Problem details: Find and copy every line in the records that includes the string "What".

Material for this task:
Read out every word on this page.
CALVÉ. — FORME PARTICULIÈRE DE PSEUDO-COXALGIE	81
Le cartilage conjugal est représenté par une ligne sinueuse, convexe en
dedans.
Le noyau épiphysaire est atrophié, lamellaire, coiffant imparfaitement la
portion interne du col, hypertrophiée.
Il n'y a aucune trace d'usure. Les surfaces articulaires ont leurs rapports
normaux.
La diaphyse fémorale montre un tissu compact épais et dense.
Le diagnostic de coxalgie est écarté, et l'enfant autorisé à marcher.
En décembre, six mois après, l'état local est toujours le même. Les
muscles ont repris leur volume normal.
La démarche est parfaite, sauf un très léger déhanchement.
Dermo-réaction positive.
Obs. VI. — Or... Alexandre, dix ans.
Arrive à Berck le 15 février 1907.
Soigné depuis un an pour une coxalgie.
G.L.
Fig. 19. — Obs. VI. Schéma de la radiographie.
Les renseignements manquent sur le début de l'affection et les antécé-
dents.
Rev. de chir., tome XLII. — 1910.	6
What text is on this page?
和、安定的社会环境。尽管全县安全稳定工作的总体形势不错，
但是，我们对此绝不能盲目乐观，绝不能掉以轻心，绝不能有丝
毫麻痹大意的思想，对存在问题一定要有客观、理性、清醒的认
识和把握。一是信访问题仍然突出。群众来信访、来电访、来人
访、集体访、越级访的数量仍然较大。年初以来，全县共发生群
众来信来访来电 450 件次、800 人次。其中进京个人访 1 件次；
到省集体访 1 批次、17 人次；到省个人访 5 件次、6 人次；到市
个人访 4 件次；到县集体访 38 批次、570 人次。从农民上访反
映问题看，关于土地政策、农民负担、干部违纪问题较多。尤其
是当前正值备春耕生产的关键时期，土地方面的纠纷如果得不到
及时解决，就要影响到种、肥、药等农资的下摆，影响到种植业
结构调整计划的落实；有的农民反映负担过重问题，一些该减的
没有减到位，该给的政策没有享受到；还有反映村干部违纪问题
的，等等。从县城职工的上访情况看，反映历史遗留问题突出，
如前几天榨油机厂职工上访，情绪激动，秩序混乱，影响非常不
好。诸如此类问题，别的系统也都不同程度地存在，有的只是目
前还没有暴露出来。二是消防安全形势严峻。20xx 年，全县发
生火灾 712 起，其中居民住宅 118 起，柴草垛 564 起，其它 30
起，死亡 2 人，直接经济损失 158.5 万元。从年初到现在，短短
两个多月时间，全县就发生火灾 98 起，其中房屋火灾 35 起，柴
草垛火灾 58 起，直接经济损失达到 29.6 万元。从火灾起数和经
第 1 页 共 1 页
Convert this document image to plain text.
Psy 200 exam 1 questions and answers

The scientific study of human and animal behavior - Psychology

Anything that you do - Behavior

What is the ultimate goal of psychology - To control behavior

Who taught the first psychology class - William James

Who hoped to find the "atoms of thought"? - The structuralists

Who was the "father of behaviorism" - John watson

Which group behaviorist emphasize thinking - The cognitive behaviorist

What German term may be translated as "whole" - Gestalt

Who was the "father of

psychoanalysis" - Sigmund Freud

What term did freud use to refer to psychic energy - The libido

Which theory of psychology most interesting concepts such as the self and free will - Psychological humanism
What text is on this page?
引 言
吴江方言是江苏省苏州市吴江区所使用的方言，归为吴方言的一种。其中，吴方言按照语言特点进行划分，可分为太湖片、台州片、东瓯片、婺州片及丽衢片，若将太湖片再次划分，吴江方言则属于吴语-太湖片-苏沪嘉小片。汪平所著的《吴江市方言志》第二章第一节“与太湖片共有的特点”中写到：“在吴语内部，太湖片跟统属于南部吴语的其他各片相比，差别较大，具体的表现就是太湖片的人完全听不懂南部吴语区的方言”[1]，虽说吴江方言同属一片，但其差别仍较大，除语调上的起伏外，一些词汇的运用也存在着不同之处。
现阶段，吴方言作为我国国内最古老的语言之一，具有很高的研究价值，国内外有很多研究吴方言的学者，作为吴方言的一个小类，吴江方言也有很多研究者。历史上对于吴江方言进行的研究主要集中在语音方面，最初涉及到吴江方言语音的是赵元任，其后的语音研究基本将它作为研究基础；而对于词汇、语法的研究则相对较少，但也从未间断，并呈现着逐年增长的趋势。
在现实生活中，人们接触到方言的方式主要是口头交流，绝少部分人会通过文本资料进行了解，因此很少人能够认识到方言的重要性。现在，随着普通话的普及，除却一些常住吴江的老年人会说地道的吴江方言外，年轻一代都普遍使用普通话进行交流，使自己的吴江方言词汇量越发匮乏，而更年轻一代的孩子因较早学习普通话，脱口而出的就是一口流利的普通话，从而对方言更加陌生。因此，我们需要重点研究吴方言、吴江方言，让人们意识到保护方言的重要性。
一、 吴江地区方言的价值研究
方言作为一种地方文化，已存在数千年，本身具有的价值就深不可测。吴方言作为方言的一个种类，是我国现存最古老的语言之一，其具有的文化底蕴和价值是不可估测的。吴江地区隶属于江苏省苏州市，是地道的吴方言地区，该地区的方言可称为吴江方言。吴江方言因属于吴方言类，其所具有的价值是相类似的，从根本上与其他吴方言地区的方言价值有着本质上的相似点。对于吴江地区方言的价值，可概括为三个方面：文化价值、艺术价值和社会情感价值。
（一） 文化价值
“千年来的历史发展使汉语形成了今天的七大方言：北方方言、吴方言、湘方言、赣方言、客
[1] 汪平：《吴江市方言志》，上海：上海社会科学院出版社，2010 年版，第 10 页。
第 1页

Response to this exercise:
What text is on this page?
What is the ultimate goal of psychology - To control behavior
What German term may be translated as "whole" - Gestalt
What term did freud use to refer to psychic energy - The libido
What text is on this page?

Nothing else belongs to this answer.